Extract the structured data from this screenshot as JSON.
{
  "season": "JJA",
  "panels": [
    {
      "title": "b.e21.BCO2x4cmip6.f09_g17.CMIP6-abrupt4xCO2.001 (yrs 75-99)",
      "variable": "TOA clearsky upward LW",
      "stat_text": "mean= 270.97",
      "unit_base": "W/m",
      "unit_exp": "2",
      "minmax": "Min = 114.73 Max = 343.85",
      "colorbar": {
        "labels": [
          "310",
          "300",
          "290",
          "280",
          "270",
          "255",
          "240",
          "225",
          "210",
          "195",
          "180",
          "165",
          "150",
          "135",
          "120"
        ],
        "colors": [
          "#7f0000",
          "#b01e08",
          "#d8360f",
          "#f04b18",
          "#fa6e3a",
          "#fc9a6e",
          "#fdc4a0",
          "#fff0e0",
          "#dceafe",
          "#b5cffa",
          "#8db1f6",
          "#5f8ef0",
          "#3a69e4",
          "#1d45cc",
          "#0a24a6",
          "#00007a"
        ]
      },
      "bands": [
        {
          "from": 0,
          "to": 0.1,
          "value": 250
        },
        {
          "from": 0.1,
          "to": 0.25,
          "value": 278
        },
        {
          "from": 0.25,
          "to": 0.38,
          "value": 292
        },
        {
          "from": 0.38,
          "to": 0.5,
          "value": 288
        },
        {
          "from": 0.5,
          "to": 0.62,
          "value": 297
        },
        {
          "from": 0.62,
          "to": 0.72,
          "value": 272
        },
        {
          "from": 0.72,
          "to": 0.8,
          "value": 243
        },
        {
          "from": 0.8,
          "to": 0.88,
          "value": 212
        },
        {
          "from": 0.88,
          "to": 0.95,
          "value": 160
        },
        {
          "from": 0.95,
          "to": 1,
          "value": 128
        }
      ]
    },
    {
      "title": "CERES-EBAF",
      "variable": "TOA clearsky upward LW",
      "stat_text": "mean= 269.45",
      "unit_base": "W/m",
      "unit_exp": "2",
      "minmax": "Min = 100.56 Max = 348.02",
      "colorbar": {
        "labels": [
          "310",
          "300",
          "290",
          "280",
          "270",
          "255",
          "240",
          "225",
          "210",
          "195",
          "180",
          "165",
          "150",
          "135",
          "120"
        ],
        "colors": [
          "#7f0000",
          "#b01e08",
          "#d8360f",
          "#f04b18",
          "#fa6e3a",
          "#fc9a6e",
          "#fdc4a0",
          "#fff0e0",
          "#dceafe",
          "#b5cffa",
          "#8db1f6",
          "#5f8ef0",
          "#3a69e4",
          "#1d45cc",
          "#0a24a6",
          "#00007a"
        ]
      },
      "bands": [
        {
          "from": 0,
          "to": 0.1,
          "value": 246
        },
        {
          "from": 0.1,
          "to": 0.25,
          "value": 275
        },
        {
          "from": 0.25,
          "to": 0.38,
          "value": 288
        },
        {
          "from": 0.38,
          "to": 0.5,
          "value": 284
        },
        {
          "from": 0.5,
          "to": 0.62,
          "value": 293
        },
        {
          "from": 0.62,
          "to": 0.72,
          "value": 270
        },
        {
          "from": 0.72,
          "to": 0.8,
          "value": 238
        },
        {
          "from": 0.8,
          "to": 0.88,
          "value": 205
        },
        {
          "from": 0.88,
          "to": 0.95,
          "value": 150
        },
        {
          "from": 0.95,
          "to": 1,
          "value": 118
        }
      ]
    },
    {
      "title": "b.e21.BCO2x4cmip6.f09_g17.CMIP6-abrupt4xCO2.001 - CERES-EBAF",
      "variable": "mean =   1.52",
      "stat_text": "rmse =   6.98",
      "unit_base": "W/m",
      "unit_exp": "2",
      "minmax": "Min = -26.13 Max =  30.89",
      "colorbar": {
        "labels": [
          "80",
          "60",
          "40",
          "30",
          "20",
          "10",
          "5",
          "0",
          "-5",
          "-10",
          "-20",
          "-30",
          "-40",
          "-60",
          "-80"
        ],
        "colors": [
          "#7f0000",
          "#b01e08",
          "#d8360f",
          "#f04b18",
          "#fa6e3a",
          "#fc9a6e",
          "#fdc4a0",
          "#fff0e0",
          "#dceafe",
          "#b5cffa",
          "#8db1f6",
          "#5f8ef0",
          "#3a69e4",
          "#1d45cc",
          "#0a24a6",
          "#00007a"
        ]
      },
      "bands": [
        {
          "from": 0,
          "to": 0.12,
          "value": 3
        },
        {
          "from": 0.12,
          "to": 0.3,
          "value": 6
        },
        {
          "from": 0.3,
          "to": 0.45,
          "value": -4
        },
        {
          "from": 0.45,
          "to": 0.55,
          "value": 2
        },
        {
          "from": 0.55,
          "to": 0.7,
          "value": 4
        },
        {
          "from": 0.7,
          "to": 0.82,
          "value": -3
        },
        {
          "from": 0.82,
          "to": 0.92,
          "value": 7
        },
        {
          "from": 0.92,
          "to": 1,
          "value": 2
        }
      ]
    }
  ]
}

----------------

Exercise brief:
Write the data from above out again, exactly.

The output:
Extract the structured data from this screenshot as JSON.
{
  "season": "JJA",
  "panels": [
    {
      "title": "b.e21.BCO2x4cmip6.f09_g17.CMIP6-abrupt4xCO2.001 (yrs 75-99)",
      "variable": "TOA clearsky upward LW",
      "stat_text": "mean= 270.97",
      "unit_base": "W/m",
      "unit_exp": "2",
      "minmax": "Min = 114.73 Max = 343.85",
      "colorbar": {
        "labels": [
          "310",
          "300",
          "290",
          "280",
          "270",
          "255",
          "240",
          "225",
          "210",
          "195",
          "180",
          "165",
          "150",
          "135",
          "120"
        ],
        "colors": [
          "#7f0000",
          "#b01e08",
          "#d8360f",
          "#f04b18",
          "#fa6e3a",
          "#fc9a6e",
          "#fdc4a0",
          "#fff0e0",
          "#dceafe",
          "#b5cffa",
          "#8db1f6",
          "#5f8ef0",
          "#3a69e4",
          "#1d45cc",
          "#0a24a6",
          "#00007a"
        ]
      },
      "bands": [
        {
          "from": 0,
          "to": 0.1,
          "value": 250
        },
        {
          "from": 0.1,
          "to": 0.25,
          "value": 278
        },
        {
          "from": 0.25,
          "to": 0.38,
          "value": 292
        },
        {
          "from": 0.38,
          "to": 0.5,
          "value": 288
        },
        {
          "from": 0.5,
          "to": 0.62,
          "value": 297
        },
        {
          "from": 0.62,
          "to": 0.72,
          "value": 272
        },
        {
          "from": 0.72,
          "to": 0.8,
          "value": 243
        },
        {
          "from": 0.8,
          "to": 0.88,
          "value": 212
        },
        {
          "from": 0.88,
          "to": 0.95,
          "value": 160
        },
        {
          "from": 0.95,
          "to": 1,
          "value": 128
        }
      ]
    },
    {
      "title": "CERES-EBAF",
      "variable": "TOA clearsky upward LW",
      "stat_text": "mean= 269.45",
      "unit_base": "W/m",
      "unit_exp": "2",
      "minmax": "Min = 100.56 Max = 348.02",
      "colorbar": {
        "labels": [
          "310",
          "300",
          "290",
          "280",
          "270",
          "255",
          "240",
          "225",
          "210",
          "195",
          "180",
          "165",
          "150",
          "135",
          "120"
        ],
        "colors": [
          "#7f0000",
          "#b01e08",
          "#d8360f",
          "#f04b18",
          "#fa6e3a",
          "#fc9a6e",
          "#fdc4a0",
          "#fff0e0",
          "#dceafe",
          "#b5cffa",
          "#8db1f6",
          "#5f8ef0",
          "#3a69e4",
          "#1d45cc",
          "#0a24a6",
          "#00007a"
        ]
      },
      "bands": [
        {
          "from": 0,
          "to": 0.1,
          "value": 246
        },
        {
          "from": 0.1,
          "to": 0.25,
          "value": 275
        },
        {
          "from": 0.25,
          "to": 0.38,
          "value": 288
        },
        {
          "from": 0.38,
          "to": 0.5,
          "value": 284
        },
        {
          "from": 0.5,
          "to": 0.62,
          "value": 293
        },
        {
          "from": 0.62,
          "to": 0.72,
          "value": 270
        },
        {
          "from": 0.72,
          "to": 0.8,
          "value": 238
        },
        {
          "from": 0.8,
          "to": 0.88,
          "value": 205
        },
        {
          "from": 0.88,
          "to": 0.95,
          "value": 150
        },
        {
          "from": 0.95,
          "to": 1,
          "value": 118
        }
      ]
    },
    {
      "title": "b.e21.BCO2x4cmip6.f09_g17.CMIP6-abrupt4xCO2.001 - CERES-EBAF",
      "variable": "mean =   1.52",
      "stat_text": "rmse =   6.98",
      "unit_base": "W/m",
      "unit_exp": "2",
      "minmax": "Min = -26.13 Max =  30.89",
      "colorbar": {
        "labels": [
          "80",
          "60",
          "40",
          "30",
          "20",
          "10",
          "5",
          "0",
          "-5",
          "-10",
          "-20",
          "-30",
          "-40",
          "-60",
          "-80"
        ],
        "colors": [
          "#7f0000",
          "#b01e08",
          "#d8360f",
          "#f04b18",
          "#fa6e3a",
          "#fc9a6e",
          "#fdc4a0",
          "#fff0e0",
          "#dceafe",
          "#b5cffa",
          "#8db1f6",
          "#5f8ef0",
          "#3a69e4",
          "#1d45cc",
          "#0a24a6",
          "#00007a"
        ]
      },
      "bands": [
        {
          "from": 0,
          "to": 0.12,
          "value": 3
        },
        {
          "from": 0.12,
          "to": 0.3,
          "value": 6
        },
        {
          "from": 0.3,
          "to": 0.45,
          "value": -4
        },
        {
          "from": 0.45,
          "to": 0.55,
          "value": 2
        },
        {
          "from": 0.55,
          "to": 0.7,
          "value": 4
        },
        {
          "from": 0.7,
          "to": 0.82,
          "value": -3
        },
        {
          "from": 0.82,
          "to": 0.92,
          "value": 7
        },
        {
          "from": 0.92,
          "to": 1,
          "value": 2
        }
      ]
    }
  ]
}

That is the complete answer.